### Problem:
Scan the following material for the string "page" and copy each line in which it appears.

BEGIN

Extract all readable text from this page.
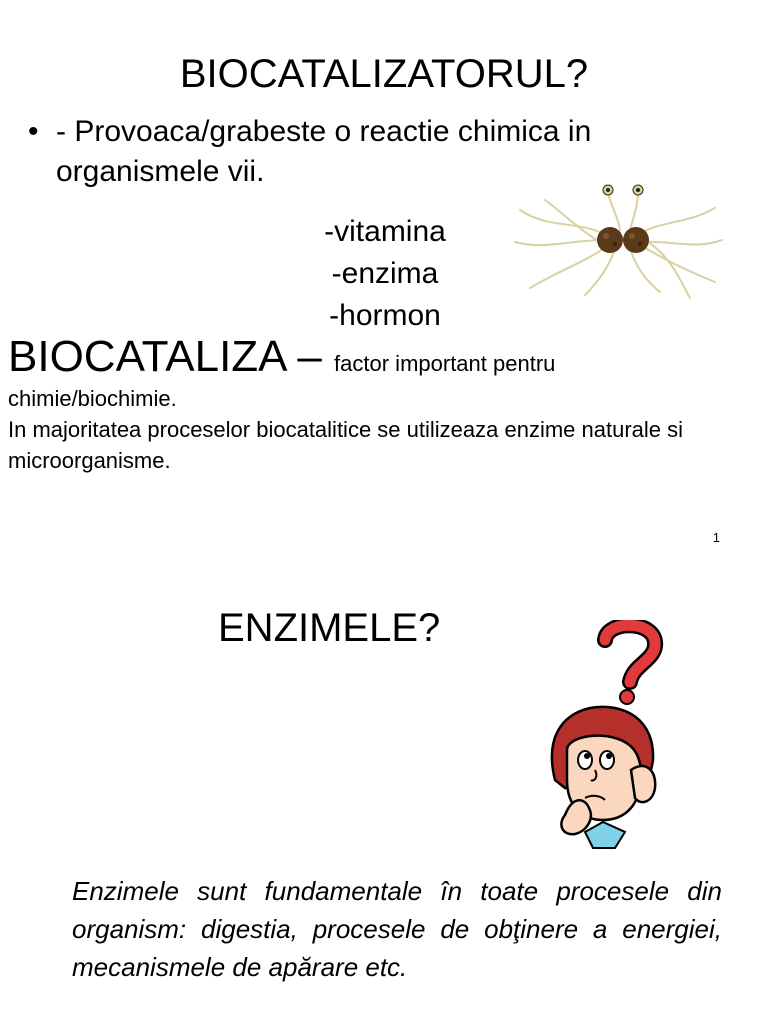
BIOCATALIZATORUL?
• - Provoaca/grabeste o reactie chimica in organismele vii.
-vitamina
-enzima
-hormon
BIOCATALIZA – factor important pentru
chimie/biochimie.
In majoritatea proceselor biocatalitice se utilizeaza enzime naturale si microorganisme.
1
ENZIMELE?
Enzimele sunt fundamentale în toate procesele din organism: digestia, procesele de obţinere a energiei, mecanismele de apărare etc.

END
BEGIN

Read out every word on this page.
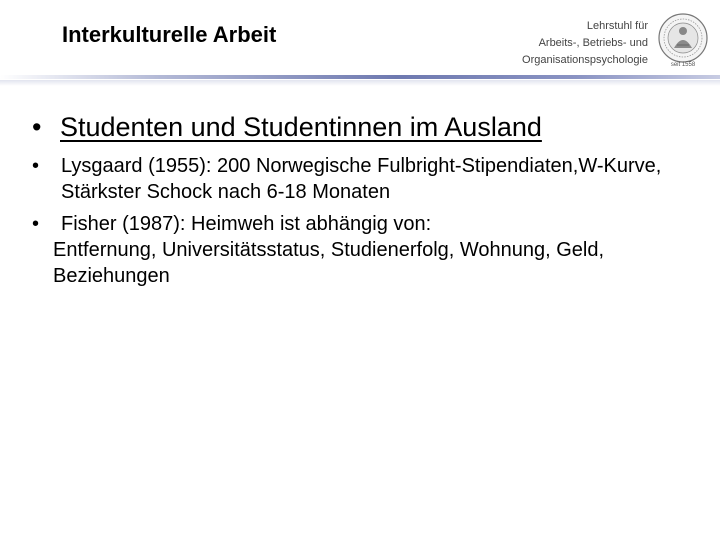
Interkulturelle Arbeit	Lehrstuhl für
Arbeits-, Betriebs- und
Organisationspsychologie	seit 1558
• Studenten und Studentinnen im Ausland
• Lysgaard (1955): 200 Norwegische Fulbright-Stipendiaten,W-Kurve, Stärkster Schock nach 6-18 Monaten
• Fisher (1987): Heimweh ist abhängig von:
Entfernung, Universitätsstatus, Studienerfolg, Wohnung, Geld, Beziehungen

END

### Task response:
Extract all readable text from this page.
Read out every word on this page.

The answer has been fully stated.